(Source records)
================================
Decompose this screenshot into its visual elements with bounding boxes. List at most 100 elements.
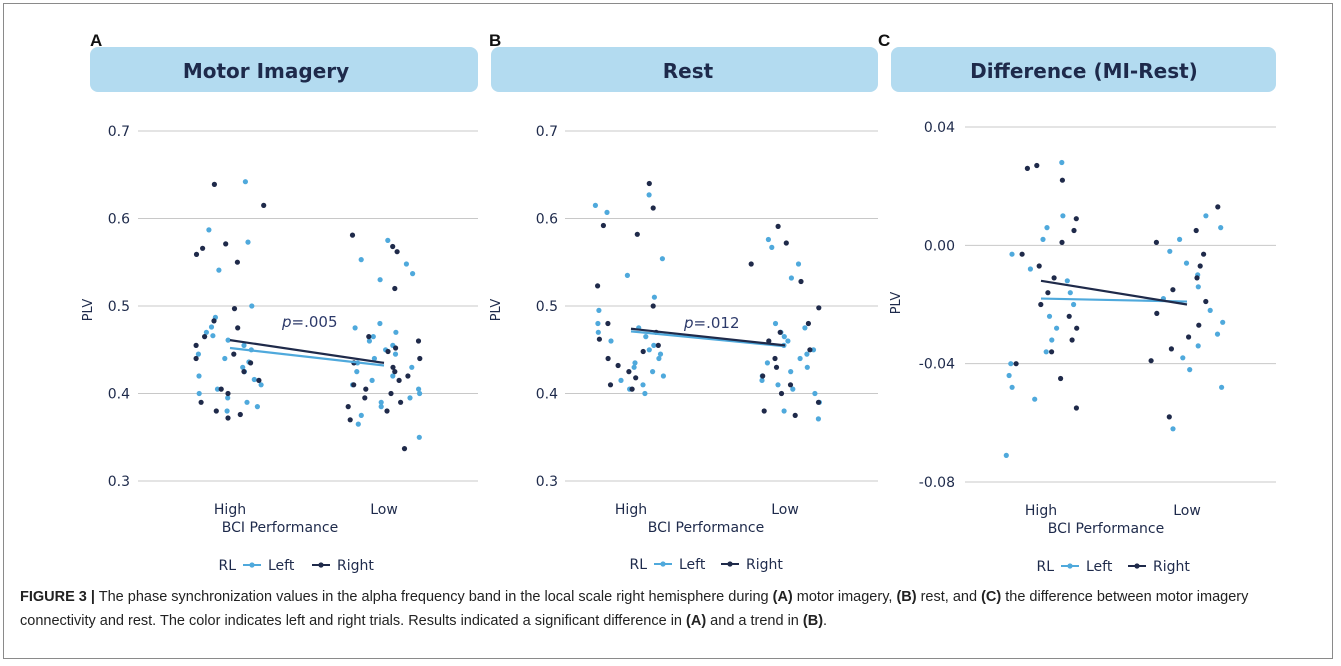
data-point-left (417, 390, 423, 397)
data-point-right (1215, 204, 1221, 210)
data-point-right (347, 417, 353, 423)
data-point-right (772, 355, 778, 362)
data-points (1003, 159, 1226, 458)
caption-text: and a trend in (706, 613, 803, 629)
caption-text: (C) (981, 589, 1002, 605)
data-point-right (605, 355, 611, 362)
data-point-left (764, 360, 771, 366)
caption-label: FIGURE 3 | (20, 589, 95, 605)
data-point-left (797, 355, 803, 362)
data-point-left (631, 364, 637, 370)
data-point-left (1054, 325, 1060, 331)
data-point-right (223, 241, 229, 247)
y-tick-label: 0.5 (536, 299, 558, 315)
mean-line-left (630, 330, 786, 348)
data-point-right (783, 240, 789, 246)
data-point-left (815, 416, 822, 422)
data-point-right (417, 355, 423, 362)
data-point-left (371, 355, 377, 362)
data-point-right (362, 395, 368, 401)
y-tick-label: 0.4 (108, 387, 130, 403)
data-point-left (765, 236, 772, 243)
x-axis-label: BCI Performance (1048, 521, 1164, 537)
data-point-right (394, 249, 400, 255)
data-point-right (792, 412, 798, 418)
caption-text: (A) (686, 613, 707, 629)
panel-rest: B Rest PLV BCI Performance RL Left Right… (489, 31, 878, 573)
data-point-left (1180, 355, 1186, 361)
data-point-left (659, 256, 666, 262)
data-point-left (769, 244, 775, 250)
data-point-right (415, 338, 422, 344)
legend-title: RL (218, 558, 236, 574)
p-value-annotation: p=.012 (683, 314, 740, 332)
data-point-right (1059, 177, 1065, 183)
data-point-right (349, 232, 356, 238)
data-point-left (377, 277, 383, 283)
data-point-right (237, 411, 243, 418)
legend-right-key (312, 562, 330, 568)
data-point-left (608, 338, 614, 344)
y-tick-label: 0.6 (536, 212, 558, 228)
data-point-left (1049, 337, 1055, 343)
data-point-right (384, 408, 390, 414)
y-tick-label: 0.3 (108, 474, 130, 490)
data-point-left (224, 408, 230, 414)
caption-text: rest, and (916, 589, 982, 605)
data-point-right (1013, 361, 1019, 367)
data-point-left (210, 333, 216, 339)
data-point-left (624, 272, 631, 278)
gridlines (965, 126, 1276, 483)
data-point-right (256, 377, 262, 383)
data-point-left (643, 334, 649, 340)
x-axis-label: BCI Performance (222, 520, 338, 536)
data-point-right (595, 283, 601, 289)
data-point-left (225, 337, 231, 343)
data-point-right (650, 303, 656, 309)
y-tick-label: 0.5 (108, 299, 130, 315)
panel-difference: C Difference (MI-Rest) PLV BCI Performan… (878, 31, 1276, 575)
data-point-left (1064, 278, 1070, 284)
legend-left-key (654, 561, 672, 567)
data-point-right (1153, 239, 1159, 245)
data-point-left (1219, 384, 1225, 390)
data-point-left (772, 320, 779, 327)
data-point-right (1074, 325, 1080, 331)
data-point-left (1027, 266, 1033, 272)
data-point-right (401, 446, 408, 452)
data-point-right (761, 408, 767, 414)
data-point-right (798, 278, 804, 285)
data-point-left (241, 342, 247, 348)
data-point-left (790, 386, 796, 392)
data-point-left (355, 421, 361, 427)
data-point-right (1049, 349, 1055, 355)
data-point-right (385, 348, 391, 355)
data-point-left (1207, 307, 1213, 313)
data-point-right (345, 404, 351, 410)
caption-text: . (823, 613, 828, 629)
data-point-right (600, 222, 607, 229)
data-point-left (416, 434, 422, 440)
figure-panels: A Motor Imagery PLV BCI Performance RL L… (81, 31, 1276, 575)
data-point-left (214, 386, 221, 392)
caption-text: The phase synchronization values in the … (94, 589, 773, 605)
data-point-right (655, 342, 661, 348)
y-tick-label: 0.3 (536, 474, 558, 490)
legend-left-label: Left (268, 558, 295, 574)
data-point-left (366, 338, 372, 344)
data-point-right (248, 360, 254, 366)
data-point-left (657, 351, 664, 357)
data-point-right (629, 386, 635, 392)
data-point-left (251, 376, 257, 383)
panel-title: Rest (663, 59, 714, 83)
data-point-right (1166, 414, 1172, 420)
y-tick-label: 0.00 (924, 238, 955, 254)
data-point-left (759, 377, 765, 383)
data-point-left (632, 360, 638, 366)
data-point-right (634, 231, 640, 237)
legend-right-label: Right (337, 558, 374, 574)
data-point-right (1073, 405, 1079, 411)
x-tick-label: Low (771, 502, 799, 518)
data-point-right (235, 325, 241, 331)
data-point-right (1073, 216, 1079, 222)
================================
SHORT TASK:
Locate every line in the entries above that contains the string "axis", and copy each such line.

RESPONSE TO THE EXERCISE:
x-axis-label: BCI Performance (1048, 521, 1164, 537)
x-axis-label: BCI Performance (222, 520, 338, 536)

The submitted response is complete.